Set down each record exactly as written.

Material to process →
** Begin **
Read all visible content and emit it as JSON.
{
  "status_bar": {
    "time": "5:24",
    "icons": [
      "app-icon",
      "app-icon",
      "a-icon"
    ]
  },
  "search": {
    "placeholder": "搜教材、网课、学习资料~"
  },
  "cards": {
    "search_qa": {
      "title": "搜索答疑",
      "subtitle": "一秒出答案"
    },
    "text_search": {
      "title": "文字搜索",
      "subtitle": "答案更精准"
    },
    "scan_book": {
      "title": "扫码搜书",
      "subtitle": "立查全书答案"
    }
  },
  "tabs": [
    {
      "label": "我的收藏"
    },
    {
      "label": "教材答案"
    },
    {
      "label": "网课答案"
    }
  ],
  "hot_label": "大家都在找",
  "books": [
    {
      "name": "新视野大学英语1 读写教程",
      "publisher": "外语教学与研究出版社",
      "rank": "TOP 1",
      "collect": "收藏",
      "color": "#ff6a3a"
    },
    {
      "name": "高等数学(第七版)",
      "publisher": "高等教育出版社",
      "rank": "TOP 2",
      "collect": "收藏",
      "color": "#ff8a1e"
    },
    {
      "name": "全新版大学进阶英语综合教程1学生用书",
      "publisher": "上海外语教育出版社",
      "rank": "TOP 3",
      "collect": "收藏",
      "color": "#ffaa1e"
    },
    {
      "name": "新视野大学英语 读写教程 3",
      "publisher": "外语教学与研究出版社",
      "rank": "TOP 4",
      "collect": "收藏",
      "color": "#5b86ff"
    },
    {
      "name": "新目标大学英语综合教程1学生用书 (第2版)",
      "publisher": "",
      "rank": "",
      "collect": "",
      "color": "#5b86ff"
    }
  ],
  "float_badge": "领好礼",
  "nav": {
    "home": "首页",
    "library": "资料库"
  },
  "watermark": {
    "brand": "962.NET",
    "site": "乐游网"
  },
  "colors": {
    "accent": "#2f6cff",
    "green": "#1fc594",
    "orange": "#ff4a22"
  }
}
** End **
Correct answer →
Read all visible content and emit it as JSON.
{
  "status_bar": {
    "time": "5:24",
    "icons": [
      "app-icon",
      "app-icon",
      "a-icon"
    ]
  },
  "search": {
    "placeholder": "搜教材、网课、学习资料~"
  },
  "cards": {
    "search_qa": {
      "title": "搜索答疑",
      "subtitle": "一秒出答案"
    },
    "text_search": {
      "title": "文字搜索",
      "subtitle": "答案更精准"
    },
    "scan_book": {
      "title": "扫码搜书",
      "subtitle": "立查全书答案"
    }
  },
  "tabs": [
    {
      "label": "我的收藏"
    },
    {
      "label": "教材答案"
    },
    {
      "label": "网课答案"
    }
  ],
  "hot_label": "大家都在找",
  "books": [
    {
      "name": "新视野大学英语1 读写教程",
      "publisher": "外语教学与研究出版社",
      "rank": "TOP 1",
      "collect": "收藏",
      "color": "#ff6a3a"
    },
    {
      "name": "高等数学(第七版)",
      "publisher": "高等教育出版社",
      "rank": "TOP 2",
      "collect": "收藏",
      "color": "#ff8a1e"
    },
    {
      "name": "全新版大学进阶英语综合教程1学生用书",
      "publisher": "上海外语教育出版社",
      "rank": "TOP 3",
      "collect": "收藏",
      "color": "#ffaa1e"
    },
    {
      "name": "新视野大学英语 读写教程 3",
      "publisher": "外语教学与研究出版社",
      "rank": "TOP 4",
      "collect": "收藏",
      "color": "#5b86ff"
    },
    {
      "name": "新目标大学英语综合教程1学生用书 (第2版)",
      "publisher": "",
      "rank": "",
      "collect": "",
      "color": "#5b86ff"
    }
  ],
  "float_badge": "领好礼",
  "nav": {
    "home": "首页",
    "library": "资料库"
  },
  "watermark": {
    "brand": "962.NET",
    "site": "乐游网"
  },
  "colors": {
    "accent": "#2f6cff",
    "green": "#1fc594",
    "orange": "#ff4a22"
  }
}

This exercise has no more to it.